Prompt — Set down the records once more, please, exactly and with the pictures left out.

Supplied data —
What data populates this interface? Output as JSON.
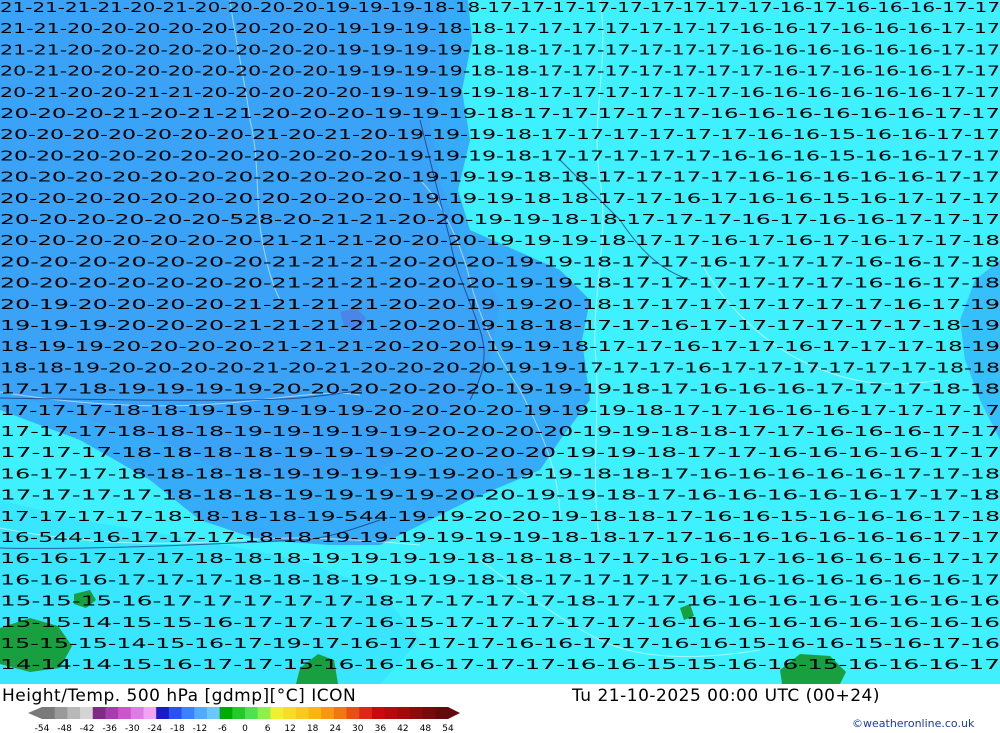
{
  "header": {
    "title": "Height/Temp. 500 hPa [gdmp][°C] ICON",
    "datetime": "Tu 21-10-2025 00:00 UTC (00+24)"
  },
  "credit": "©weatheronline.co.uk",
  "legend": {
    "ticks": [
      "-54",
      "-48",
      "-42",
      "-36",
      "-30",
      "-24",
      "-18",
      "-12",
      "-6",
      "0",
      "6",
      "12",
      "18",
      "24",
      "30",
      "36",
      "42",
      "48",
      "54"
    ],
    "colors": [
      "#7a7a7a",
      "#9a9a9a",
      "#b8b8b8",
      "#d4d4d4",
      "#7e2a86",
      "#a63cb0",
      "#cc55cc",
      "#e07ae6",
      "#f2a4f2",
      "#1a1ac8",
      "#2a52f0",
      "#3a82ff",
      "#52aaff",
      "#6ac8ff",
      "#00aa00",
      "#28c828",
      "#50e050",
      "#8cf050",
      "#f0f032",
      "#fadc28",
      "#fac81e",
      "#fab414",
      "#fa9614",
      "#f07814",
      "#e65014",
      "#dc2814",
      "#c80a0a",
      "#b40a0a",
      "#a00a0a",
      "#8c0a0a",
      "#780a0a",
      "#640a0a"
    ]
  },
  "map_colors": {
    "cold_fill": "#3ba6f8",
    "mid_fill": "#33c3fb",
    "warm_fill": "#3ff0ff",
    "land": "#18a040",
    "contour": "#ffffff",
    "highlight": "#4a86e8"
  },
  "contours": {
    "height_labels": [
      "528",
      "544",
      "544",
      "544"
    ]
  },
  "temperature_rows": [
    "21-21-21-21-20-21-20-20-20-20-19-19-19-18-18-17-17-17-17-17-17-17-17-17-16-17-16-16-16-17-17",
    "21-21-20-20-20-20-20-20-20-20-19-19-19-18-18-17-17-17-17-17-17-17-16-16-17-16-16-16-17-17",
    "21-21-20-20-20-20-20-20-20-20-19-19-19-19-18-18-17-17-17-17-17-17-16-16-16-16-16-16-17-17",
    "20-21-20-20-20-20-20-20-20-20-19-19-19-19-18-18-17-17-17-17-17-17-17-16-17-16-16-16-17-17",
    "20-21-20-20-21-21-20-20-20-20-20-19-19-19-19-18-17-17-17-17-17-17-16-16-16-16-16-16-17-17",
    "20-20-20-21-20-21-21-20-20-20-19-19-19-18-17-17-17-17-17-16-16-16-16-16-16-17-17",
    "20-20-20-20-20-20-20-21-20-21-20-19-19-19-18-17-17-17-17-17-17-16-16-15-16-16-17-17",
    "20-20-20-20-20-20-20-20-20-20-20-19-19-19-18-17-17-17-17-17-16-16-16-15-16-16-17-17",
    "20-20-20-20-20-20-20-20-20-20-20-19-19-19-18-18-17-17-17-17-16-16-16-16-16-17-17",
    "20-20-20-20-20-20-20-20-20-20-20-19-19-19-18-18-17-17-16-17-16-16-15-16-17-17-17",
    "20-20-20-20-20-20-528-20-21-21-20-20-19-19-18-18-17-17-17-16-17-16-16-17-17-17",
    "20-20-20-20-20-20-20-21-21-21-20-20-20-19-19-19-18-17-17-16-17-16-17-16-17-17-18",
    "20-20-20-20-20-20-20-21-21-21-20-20-20-19-19-18-17-17-16-17-17-17-16-16-17-18",
    "20-20-20-20-20-20-20-21-21-21-20-20-20-19-19-18-17-17-17-17-17-17-16-16-17-18",
    "20-19-20-20-20-20-21-21-21-21-20-20-19-19-20-18-17-17-17-17-17-17-17-16-17-19",
    "19-19-19-20-20-20-21-21-21-21-20-20-19-18-18-17-17-16-17-17-17-17-17-17-18-19",
    "18-19-19-20-20-20-20-21-21-21-20-20-20-19-19-18-17-17-16-17-17-16-17-17-17-18-19",
    "18-18-19-20-20-20-20-21-20-21-20-20-20-20-19-19-17-17-17-16-17-17-17-17-17-17-18-18",
    "17-17-18-19-19-19-19-20-20-20-20-20-20-19-19-19-18-17-16-16-16-17-17-17-18-18",
    "17-17-17-18-18-19-19-19-19-19-20-20-20-20-19-19-19-18-17-17-16-16-16-17-17-17-17",
    "17-17-17-18-18-18-19-19-19-19-19-20-20-20-20-19-19-18-18-17-17-16-16-16-17-17",
    "17-17-17-18-18-18-18-19-19-19-20-20-20-20-19-19-18-17-17-16-16-16-16-17-17",
    "16-17-17-18-18-18-18-19-19-19-19-19-20-19-19-18-18-17-16-16-16-16-16-17-17-18",
    "17-17-17-17-18-18-18-19-19-19-19-20-20-19-19-18-17-16-16-16-16-16-17-17-18",
    "17-17-17-17-18-18-18-18-19-544-19-19-20-20-19-18-18-17-16-16-15-16-16-16-17-18",
    "16-544-16-17-17-17-18-18-19-19-19-19-19-19-18-18-17-17-16-16-16-16-16-16-17-17",
    "16-16-17-17-17-18-18-18-19-19-19-19-18-18-18-17-17-16-16-17-16-16-16-16-17-17",
    "16-16-16-17-17-17-18-18-18-19-19-19-18-18-17-17-17-17-16-16-16-16-16-16-16-17",
    "15-15-15-16-17-17-17-17-17-18-17-17-17-17-18-17-17-16-16-16-16-16-16-16-16",
    "15-15-14-15-15-16-17-17-17-16-15-17-17-17-17-17-16-16-16-16-16-16-16-16-16",
    "15-15-15-14-15-16-17-19-17-16-17-17-17-16-16-17-17-16-16-15-16-16-15-16-17-16",
    "14-14-14-15-16-17-17-15-16-16-16-17-17-17-16-16-15-15-16-16-15-16-16-16-17"
  ]
}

Task output —
What data populates this interface? Output as JSON.
{
  "header": {
    "title": "Height/Temp. 500 hPa [gdmp][°C] ICON",
    "datetime": "Tu 21-10-2025 00:00 UTC (00+24)"
  },
  "credit": "©weatheronline.co.uk",
  "legend": {
    "ticks": [
      "-54",
      "-48",
      "-42",
      "-36",
      "-30",
      "-24",
      "-18",
      "-12",
      "-6",
      "0",
      "6",
      "12",
      "18",
      "24",
      "30",
      "36",
      "42",
      "48",
      "54"
    ],
    "colors": [
      "#7a7a7a",
      "#9a9a9a",
      "#b8b8b8",
      "#d4d4d4",
      "#7e2a86",
      "#a63cb0",
      "#cc55cc",
      "#e07ae6",
      "#f2a4f2",
      "#1a1ac8",
      "#2a52f0",
      "#3a82ff",
      "#52aaff",
      "#6ac8ff",
      "#00aa00",
      "#28c828",
      "#50e050",
      "#8cf050",
      "#f0f032",
      "#fadc28",
      "#fac81e",
      "#fab414",
      "#fa9614",
      "#f07814",
      "#e65014",
      "#dc2814",
      "#c80a0a",
      "#b40a0a",
      "#a00a0a",
      "#8c0a0a",
      "#780a0a",
      "#640a0a"
    ]
  },
  "map_colors": {
    "cold_fill": "#3ba6f8",
    "mid_fill": "#33c3fb",
    "warm_fill": "#3ff0ff",
    "land": "#18a040",
    "contour": "#ffffff",
    "highlight": "#4a86e8"
  },
  "contours": {
    "height_labels": [
      "528",
      "544",
      "544",
      "544"
    ]
  },
  "temperature_rows": [
    "21-21-21-21-20-21-20-20-20-20-19-19-19-18-18-17-17-17-17-17-17-17-17-17-16-17-16-16-16-17-17",
    "21-21-20-20-20-20-20-20-20-20-19-19-19-18-18-17-17-17-17-17-17-17-16-16-17-16-16-16-17-17",
    "21-21-20-20-20-20-20-20-20-20-19-19-19-19-18-18-17-17-17-17-17-17-16-16-16-16-16-16-17-17",
    "20-21-20-20-20-20-20-20-20-20-19-19-19-19-18-18-17-17-17-17-17-17-17-16-17-16-16-16-17-17",
    "20-21-20-20-21-21-20-20-20-20-20-19-19-19-19-18-17-17-17-17-17-17-16-16-16-16-16-16-17-17",
    "20-20-20-21-20-21-21-20-20-20-19-19-19-18-17-17-17-17-17-16-16-16-16-16-16-17-17",
    "20-20-20-20-20-20-20-21-20-21-20-19-19-19-18-17-17-17-17-17-17-16-16-15-16-16-17-17",
    "20-20-20-20-20-20-20-20-20-20-20-19-19-19-18-17-17-17-17-17-16-16-16-15-16-16-17-17",
    "20-20-20-20-20-20-20-20-20-20-20-19-19-19-18-18-17-17-17-17-16-16-16-16-16-17-17",
    "20-20-20-20-20-20-20-20-20-20-20-19-19-19-18-18-17-17-16-17-16-16-15-16-17-17-17",
    "20-20-20-20-20-20-528-20-21-21-20-20-19-19-18-18-17-17-17-16-17-16-16-17-17-17",
    "20-20-20-20-20-20-20-21-21-21-20-20-20-19-19-19-18-17-17-16-17-16-17-16-17-17-18",
    "20-20-20-20-20-20-20-21-21-21-20-20-20-19-19-18-17-17-16-17-17-17-16-16-17-18",
    "20-20-20-20-20-20-20-21-21-21-20-20-20-19-19-18-17-17-17-17-17-17-16-16-17-18",
    "20-19-20-20-20-20-21-21-21-21-20-20-19-19-20-18-17-17-17-17-17-17-17-16-17-19",
    "19-19-19-20-20-20-21-21-21-21-20-20-19-18-18-17-17-16-17-17-17-17-17-17-18-19",
    "18-19-19-20-20-20-20-21-21-21-20-20-20-19-19-18-17-17-16-17-17-16-17-17-17-18-19",
    "18-18-19-20-20-20-20-21-20-21-20-20-20-20-19-19-17-17-17-16-17-17-17-17-17-17-18-18",
    "17-17-18-19-19-19-19-20-20-20-20-20-20-19-19-19-18-17-16-16-16-17-17-17-18-18",
    "17-17-17-18-18-19-19-19-19-19-20-20-20-20-19-19-19-18-17-17-16-16-16-17-17-17-17",
    "17-17-17-18-18-18-19-19-19-19-19-20-20-20-20-19-19-18-18-17-17-16-16-16-17-17",
    "17-17-17-18-18-18-18-19-19-19-20-20-20-20-19-19-18-17-17-16-16-16-16-17-17",
    "16-17-17-18-18-18-18-19-19-19-19-19-20-19-19-18-18-17-16-16-16-16-16-17-17-18",
    "17-17-17-17-18-18-18-19-19-19-19-20-20-19-19-18-17-16-16-16-16-16-17-17-18",
    "17-17-17-17-18-18-18-18-19-544-19-19-20-20-19-18-18-17-16-16-15-16-16-16-17-18",
    "16-544-16-17-17-17-18-18-19-19-19-19-19-19-18-18-17-17-16-16-16-16-16-16-17-17",
    "16-16-17-17-17-18-18-18-19-19-19-19-18-18-18-17-17-16-16-17-16-16-16-16-17-17",
    "16-16-16-17-17-17-18-18-18-19-19-19-18-18-17-17-17-17-16-16-16-16-16-16-16-17",
    "15-15-15-16-17-17-17-17-17-18-17-17-17-17-18-17-17-16-16-16-16-16-16-16-16",
    "15-15-14-15-15-16-17-17-17-16-15-17-17-17-17-17-16-16-16-16-16-16-16-16-16",
    "15-15-15-14-15-16-17-19-17-16-17-17-17-16-16-17-17-16-16-15-16-16-15-16-17-16",
    "14-14-14-15-16-17-17-15-16-16-16-17-17-17-16-16-15-15-16-16-15-16-16-16-17"
  ]
}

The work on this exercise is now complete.